=== PROBLEM STATEMENT ===
In the listing below, update the stretch from the line containing "List all visible" through the line containing "time-axis-label: Mar — [1795, 892, 1815, 904]" by changing every "price-axis-tick" to "y-axis-tick" and leaving everything else as it is. Give back only those lines, without the pictures.

=== DATA EXCERPTS ===
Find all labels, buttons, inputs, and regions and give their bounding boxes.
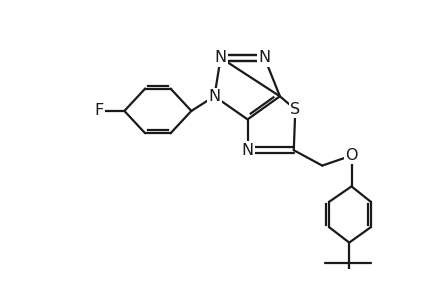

---

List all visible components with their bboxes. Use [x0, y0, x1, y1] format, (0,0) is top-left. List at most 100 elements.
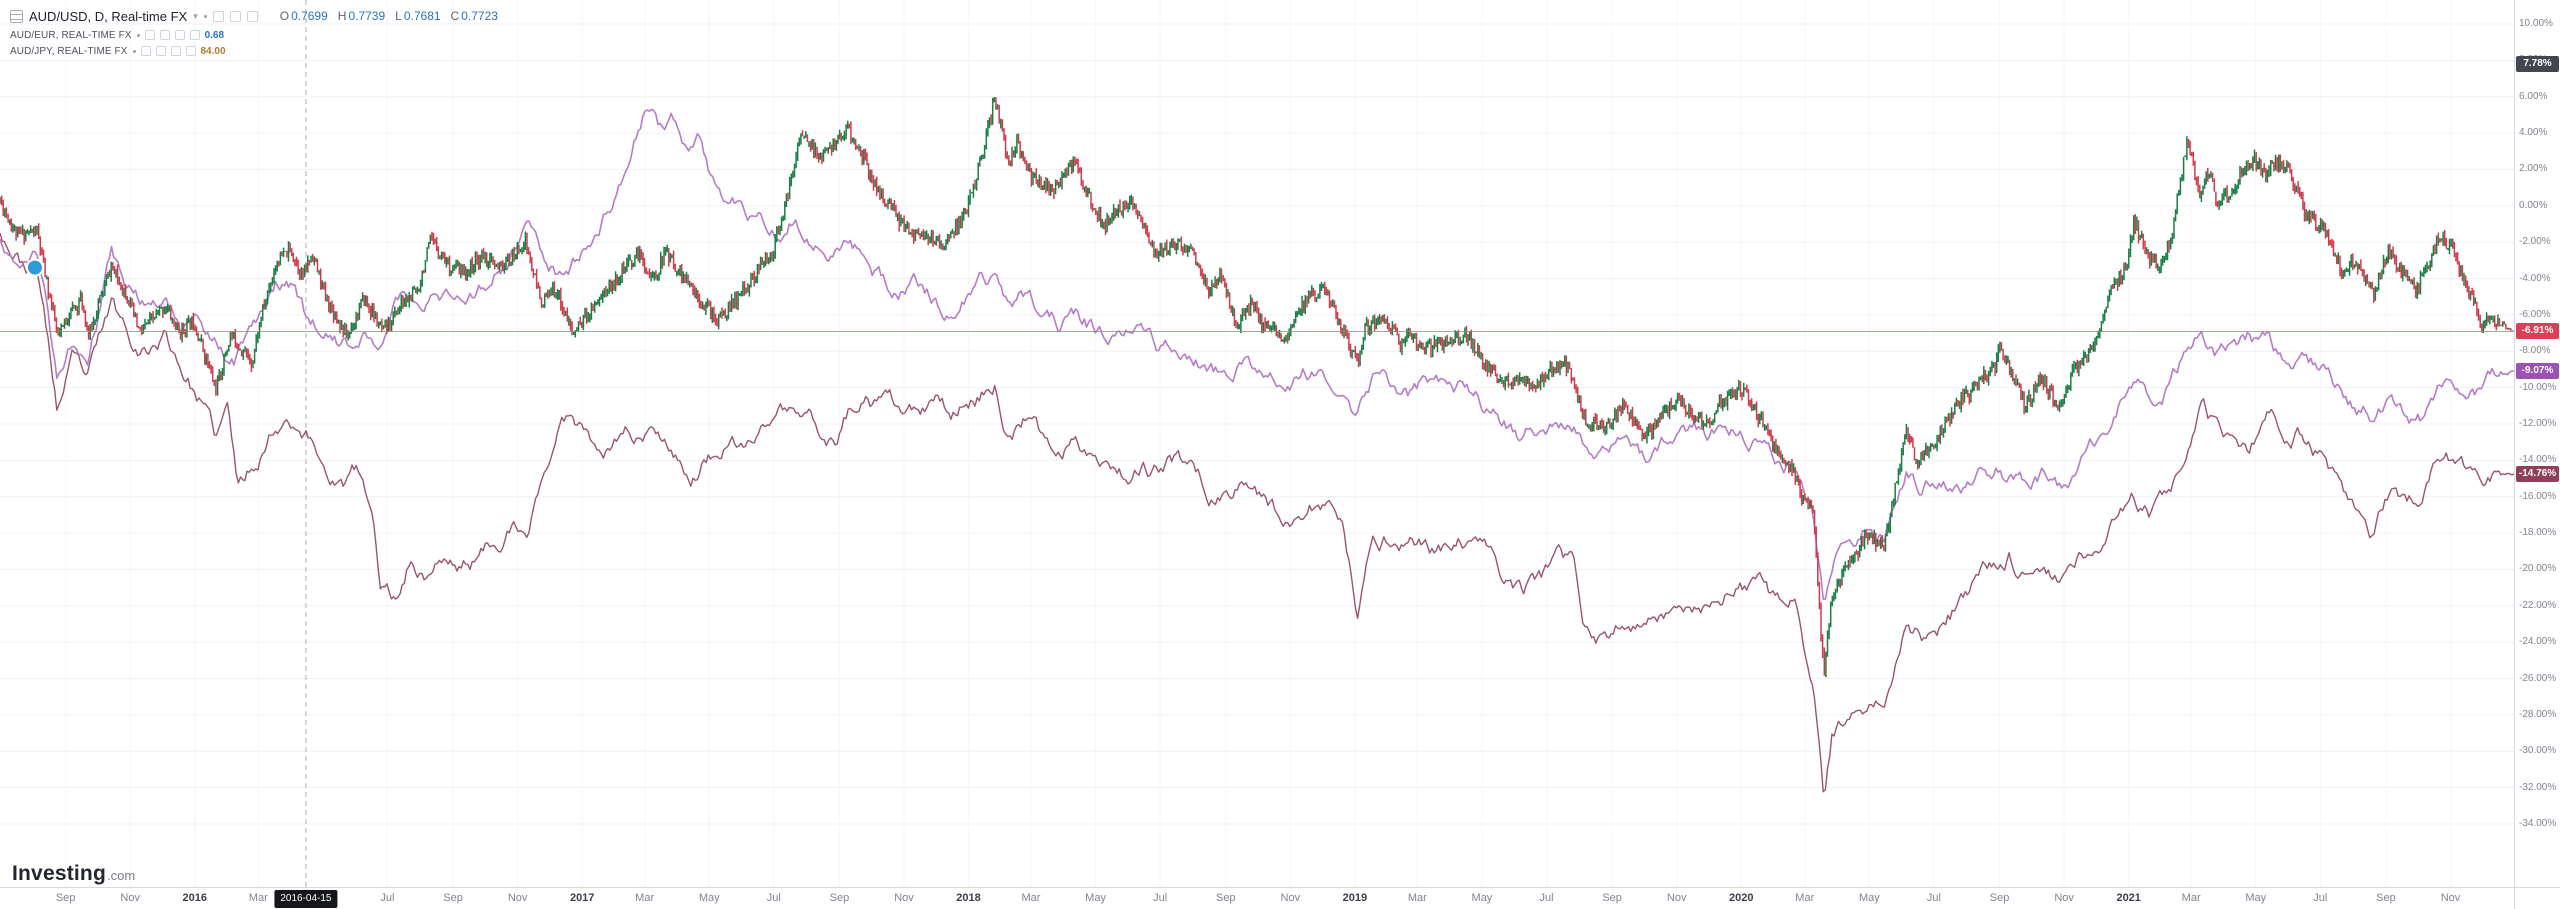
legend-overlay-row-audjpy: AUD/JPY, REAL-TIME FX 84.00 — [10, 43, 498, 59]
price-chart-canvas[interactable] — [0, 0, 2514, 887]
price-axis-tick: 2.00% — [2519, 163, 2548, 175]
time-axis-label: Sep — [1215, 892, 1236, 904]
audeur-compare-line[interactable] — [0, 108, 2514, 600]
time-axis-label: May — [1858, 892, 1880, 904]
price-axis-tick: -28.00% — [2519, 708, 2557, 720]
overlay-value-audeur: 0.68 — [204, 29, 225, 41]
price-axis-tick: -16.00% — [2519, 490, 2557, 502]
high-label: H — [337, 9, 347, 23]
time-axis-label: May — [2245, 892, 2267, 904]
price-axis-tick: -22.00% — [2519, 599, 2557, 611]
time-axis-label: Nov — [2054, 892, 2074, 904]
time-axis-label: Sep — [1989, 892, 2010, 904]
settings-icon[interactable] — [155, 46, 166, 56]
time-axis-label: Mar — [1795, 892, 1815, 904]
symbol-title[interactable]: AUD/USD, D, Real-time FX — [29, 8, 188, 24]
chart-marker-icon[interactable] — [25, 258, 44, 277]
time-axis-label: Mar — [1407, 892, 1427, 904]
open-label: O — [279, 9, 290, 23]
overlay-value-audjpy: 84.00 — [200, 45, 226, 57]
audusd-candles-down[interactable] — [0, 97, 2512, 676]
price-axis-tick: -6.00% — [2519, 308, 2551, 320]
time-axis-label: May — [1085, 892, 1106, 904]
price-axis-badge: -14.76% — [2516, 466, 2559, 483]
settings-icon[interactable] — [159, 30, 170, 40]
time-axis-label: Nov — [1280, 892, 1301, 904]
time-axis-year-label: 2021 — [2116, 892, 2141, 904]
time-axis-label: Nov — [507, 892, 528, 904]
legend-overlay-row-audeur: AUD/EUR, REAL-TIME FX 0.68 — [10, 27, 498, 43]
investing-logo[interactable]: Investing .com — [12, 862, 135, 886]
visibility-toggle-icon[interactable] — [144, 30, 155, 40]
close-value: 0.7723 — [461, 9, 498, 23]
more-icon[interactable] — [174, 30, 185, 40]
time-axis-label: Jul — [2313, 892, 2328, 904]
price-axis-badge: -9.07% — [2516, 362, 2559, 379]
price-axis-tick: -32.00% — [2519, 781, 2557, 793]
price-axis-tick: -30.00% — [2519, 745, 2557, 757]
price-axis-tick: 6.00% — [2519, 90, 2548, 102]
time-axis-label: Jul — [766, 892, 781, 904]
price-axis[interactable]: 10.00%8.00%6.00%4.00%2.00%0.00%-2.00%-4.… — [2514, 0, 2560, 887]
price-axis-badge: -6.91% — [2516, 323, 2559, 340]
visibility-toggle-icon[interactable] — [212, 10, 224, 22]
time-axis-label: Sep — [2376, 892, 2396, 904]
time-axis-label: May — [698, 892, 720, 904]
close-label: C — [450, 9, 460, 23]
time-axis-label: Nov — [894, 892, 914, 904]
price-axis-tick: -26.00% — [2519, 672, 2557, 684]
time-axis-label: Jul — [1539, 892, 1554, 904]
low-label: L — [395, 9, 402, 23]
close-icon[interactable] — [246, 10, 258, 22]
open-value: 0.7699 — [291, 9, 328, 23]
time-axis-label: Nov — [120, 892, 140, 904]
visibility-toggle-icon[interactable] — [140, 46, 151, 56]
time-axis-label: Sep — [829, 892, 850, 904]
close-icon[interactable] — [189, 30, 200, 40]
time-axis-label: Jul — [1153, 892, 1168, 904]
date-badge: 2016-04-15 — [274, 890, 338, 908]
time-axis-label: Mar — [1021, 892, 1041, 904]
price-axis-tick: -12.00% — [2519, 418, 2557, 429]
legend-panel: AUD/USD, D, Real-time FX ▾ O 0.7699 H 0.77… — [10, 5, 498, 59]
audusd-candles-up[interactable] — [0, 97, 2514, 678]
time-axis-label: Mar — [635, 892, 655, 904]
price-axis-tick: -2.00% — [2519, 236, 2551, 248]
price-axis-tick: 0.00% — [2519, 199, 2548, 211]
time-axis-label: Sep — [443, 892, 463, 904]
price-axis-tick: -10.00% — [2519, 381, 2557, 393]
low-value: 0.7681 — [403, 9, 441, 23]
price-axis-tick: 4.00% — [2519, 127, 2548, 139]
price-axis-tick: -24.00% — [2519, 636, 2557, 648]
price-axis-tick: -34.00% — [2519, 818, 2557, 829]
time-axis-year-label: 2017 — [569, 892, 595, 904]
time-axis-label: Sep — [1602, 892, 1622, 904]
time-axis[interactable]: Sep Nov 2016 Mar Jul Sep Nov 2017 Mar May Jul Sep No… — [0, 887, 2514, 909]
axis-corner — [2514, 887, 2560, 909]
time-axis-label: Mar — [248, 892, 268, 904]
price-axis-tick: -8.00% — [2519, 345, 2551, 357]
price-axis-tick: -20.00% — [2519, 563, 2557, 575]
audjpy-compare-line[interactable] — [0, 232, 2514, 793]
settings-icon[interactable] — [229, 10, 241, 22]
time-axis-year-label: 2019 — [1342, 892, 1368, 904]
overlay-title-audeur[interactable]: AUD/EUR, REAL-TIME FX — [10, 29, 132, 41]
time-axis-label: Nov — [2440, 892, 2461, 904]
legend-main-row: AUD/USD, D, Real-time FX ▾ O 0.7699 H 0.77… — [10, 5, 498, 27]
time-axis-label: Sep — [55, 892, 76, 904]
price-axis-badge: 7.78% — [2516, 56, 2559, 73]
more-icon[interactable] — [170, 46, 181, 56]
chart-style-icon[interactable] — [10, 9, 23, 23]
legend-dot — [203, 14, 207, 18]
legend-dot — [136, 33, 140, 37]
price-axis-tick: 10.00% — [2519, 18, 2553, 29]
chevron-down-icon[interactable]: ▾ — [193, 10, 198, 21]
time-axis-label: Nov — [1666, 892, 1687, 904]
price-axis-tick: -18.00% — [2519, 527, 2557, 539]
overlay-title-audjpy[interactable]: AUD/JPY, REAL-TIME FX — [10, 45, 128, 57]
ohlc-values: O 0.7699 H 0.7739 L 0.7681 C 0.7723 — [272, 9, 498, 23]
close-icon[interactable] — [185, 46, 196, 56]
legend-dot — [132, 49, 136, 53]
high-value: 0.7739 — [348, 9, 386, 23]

=== RESPONSE FOR THIS EXERCISE ===
List all visible components with their bboxes. Use [x0, y0, x1, y1] format, (0,0) is top-left. List at most 100 elements.
legend-overlay-row-audjpy: AUD/JPY, REAL-TIME FX 84.00 — [10, 43, 498, 59]
price-chart-canvas[interactable] — [0, 0, 2514, 887]
y-axis-tick: 2.00% — [2519, 163, 2548, 175]
time-axis-label: Sep — [1215, 892, 1236, 904]
audeur-compare-line[interactable] — [0, 108, 2514, 600]
time-axis-label: May — [1858, 892, 1880, 904]
y-axis-tick: -28.00% — [2519, 708, 2557, 720]
overlay-value-audeur: 0.68 — [204, 29, 225, 41]
y-axis-tick: -16.00% — [2519, 490, 2557, 502]
high-label: H — [337, 9, 347, 23]
time-axis-label: May — [2245, 892, 2267, 904]
y-axis-tick: -22.00% — [2519, 599, 2557, 611]
time-axis-label: Nov — [2054, 892, 2074, 904]
time-axis-label: Sep — [1989, 892, 2010, 904]
settings-icon[interactable] — [155, 46, 166, 56]
time-axis-label: Mar — [1795, 892, 1815, 904]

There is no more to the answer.